## Document passage
▬▬▬
The future of milk

Thursday, 9 May 2019

Defending the liquid milk sector - innovate, defend or both?

Liquid milk is often positioned in the media as a category under attack, losing ground to plant-based alternatives. In reality, milk remains a British staple, with 98% of British households buying[i]. There has been a degree of occasion loss but the vast bulk of this is change in the types of ‘host’ food and drink occasions. By far the biggest driver of this is due to British people starting to lose their love for the traditional cuppa with a splash of milk. Milk volume sales are actually unchanged over a 5-year period, and per capita household purchasing has only declined by 3 litres per household in total over a 3-year period[ii].

Decline is unconscious

Consumer research by AHDB and Kantar in 2018 found that, where people have cut back on dairy, they are unlikely to be aware of it – we found only 15% of milk reducers (measured by genuine change in consumption over time) did it consciously, meaning that, for most, any decline seen is due to changing needs and habits.  

Where the dairy industry doesn’t keep pace with changing need states, it is more vulnerable to new entrants.

Could branded milk be an answer to occasion loss?
▬▬▬
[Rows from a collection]
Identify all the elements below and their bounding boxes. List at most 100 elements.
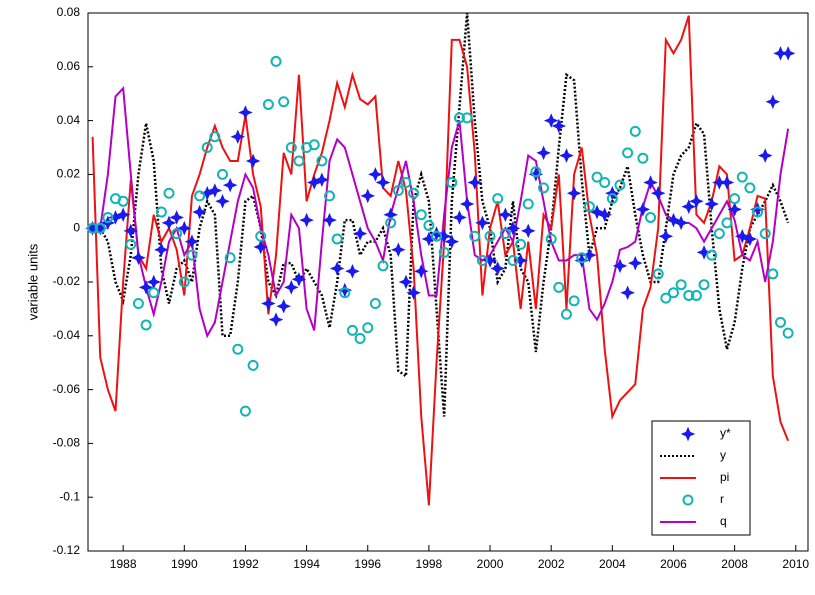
circle-marker — [736, 171, 748, 183]
star-marker — [452, 210, 467, 225]
circle-marker — [453, 112, 465, 124]
star-marker — [284, 280, 299, 295]
circle-marker — [560, 308, 572, 320]
circle-marker — [247, 359, 259, 371]
circle-marker — [362, 322, 374, 334]
star-marker — [115, 207, 131, 223]
star-marker — [757, 148, 773, 163]
x-tick-label: 1994 — [293, 557, 320, 571]
star-marker — [498, 207, 513, 223]
y-tick-label: 0.04 — [57, 113, 81, 127]
star-marker — [238, 105, 253, 120]
circle-marker — [606, 193, 618, 205]
star-marker — [360, 188, 376, 204]
star-marker — [276, 298, 291, 314]
star-marker — [444, 234, 460, 249]
x-tick-label: 2006 — [660, 557, 687, 571]
circle-marker — [706, 249, 718, 261]
star-marker — [322, 212, 337, 228]
star-marker — [299, 212, 314, 228]
circle-marker — [538, 182, 550, 194]
circle-marker — [576, 252, 588, 264]
circle-marker — [614, 179, 626, 191]
x-tick-label: 2008 — [721, 557, 748, 571]
circle-marker — [507, 254, 519, 266]
circle-marker — [377, 260, 389, 272]
circle-marker — [369, 298, 381, 310]
star-marker — [306, 175, 322, 190]
circle-marker — [499, 228, 511, 240]
circle-marker — [591, 171, 603, 183]
star-marker — [413, 263, 429, 279]
circle-marker — [87, 222, 99, 234]
star-marker — [536, 145, 551, 161]
circle-marker — [553, 281, 565, 293]
circle-marker — [194, 190, 206, 202]
star-marker — [391, 242, 406, 257]
star-marker — [169, 210, 184, 225]
circle-marker — [262, 98, 274, 110]
circle-marker — [637, 152, 649, 164]
circle-marker — [354, 332, 366, 344]
star-marker — [780, 46, 796, 61]
star-marker — [727, 202, 742, 217]
star-marker — [765, 94, 781, 110]
circle-marker — [599, 176, 611, 188]
circle-marker — [408, 187, 420, 199]
star-marker — [742, 231, 758, 247]
circle-marker — [522, 198, 534, 210]
circle-marker — [431, 230, 443, 242]
circle-marker — [255, 230, 267, 242]
circle-marker — [568, 295, 580, 307]
circle-marker — [94, 222, 106, 234]
circle-marker — [492, 193, 504, 205]
legend-label: pi — [720, 470, 729, 484]
star-marker — [192, 204, 207, 220]
circle-marker — [140, 319, 152, 331]
star-marker — [154, 242, 169, 257]
star-marker — [398, 274, 414, 290]
star-marker — [314, 172, 330, 188]
star-marker — [704, 196, 719, 212]
circle-marker — [148, 287, 160, 299]
circle-marker — [782, 327, 794, 339]
x-tick-label: 2004 — [599, 557, 626, 571]
star-marker — [505, 220, 521, 236]
circle-marker — [163, 187, 175, 199]
star-marker — [696, 245, 712, 260]
circle-marker — [767, 268, 779, 280]
series-line — [92, 12, 790, 417]
y-axis-label: variable units — [25, 243, 40, 320]
star-marker — [734, 229, 750, 244]
circle-marker — [201, 142, 213, 153]
circle-marker — [652, 268, 664, 280]
legend: y* y pi rq — [651, 420, 751, 536]
circle-marker — [117, 195, 129, 207]
circle-marker — [209, 131, 221, 143]
circle-marker — [629, 125, 641, 137]
circle-marker — [713, 228, 725, 240]
circle-marker — [729, 193, 741, 205]
circle-marker — [415, 209, 427, 221]
star-marker — [528, 167, 544, 182]
x-tick-label: 2002 — [538, 557, 565, 571]
star-marker — [597, 207, 612, 223]
circle-marker — [339, 287, 351, 299]
x-tick-label: 1998 — [416, 557, 443, 571]
y-tick-label: 0.06 — [57, 59, 81, 73]
star-marker — [138, 280, 154, 295]
y-tick-label: -0.08 — [53, 436, 81, 450]
circle-marker — [308, 139, 320, 151]
star-marker — [658, 229, 674, 244]
circle-marker — [469, 230, 481, 242]
circle-marker — [423, 220, 435, 232]
star-marker — [291, 272, 307, 287]
circle-marker — [744, 182, 756, 194]
star-marker — [551, 118, 567, 134]
star-marker — [467, 175, 483, 190]
legend-label: y — [720, 448, 726, 462]
y-tick-label: 0.02 — [57, 167, 81, 181]
star-marker — [329, 261, 345, 276]
circle-marker — [316, 155, 328, 167]
star-marker — [230, 129, 246, 145]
▬▬▬
## Task list
(1) Per the milk sector text, what percentage of British households buy milk?
(2) Reproduce the rows between the line holding "circle-marker — [736, 171, 748, 183]" and the line holding "star-marker — [757, 148, 773, 163]", inclusive.
The rows and the milk sector text are unrelated material.

## Results of the tasks
(1) 98%

(2)
circle-marker — [736, 171, 748, 183]
star-marker — [452, 210, 467, 225]
circle-marker — [453, 112, 465, 124]
star-marker — [284, 280, 299, 295]
circle-marker — [560, 308, 572, 320]
circle-marker — [247, 359, 259, 371]
circle-marker — [362, 322, 374, 334]
star-marker — [115, 207, 131, 223]
star-marker — [757, 148, 773, 163]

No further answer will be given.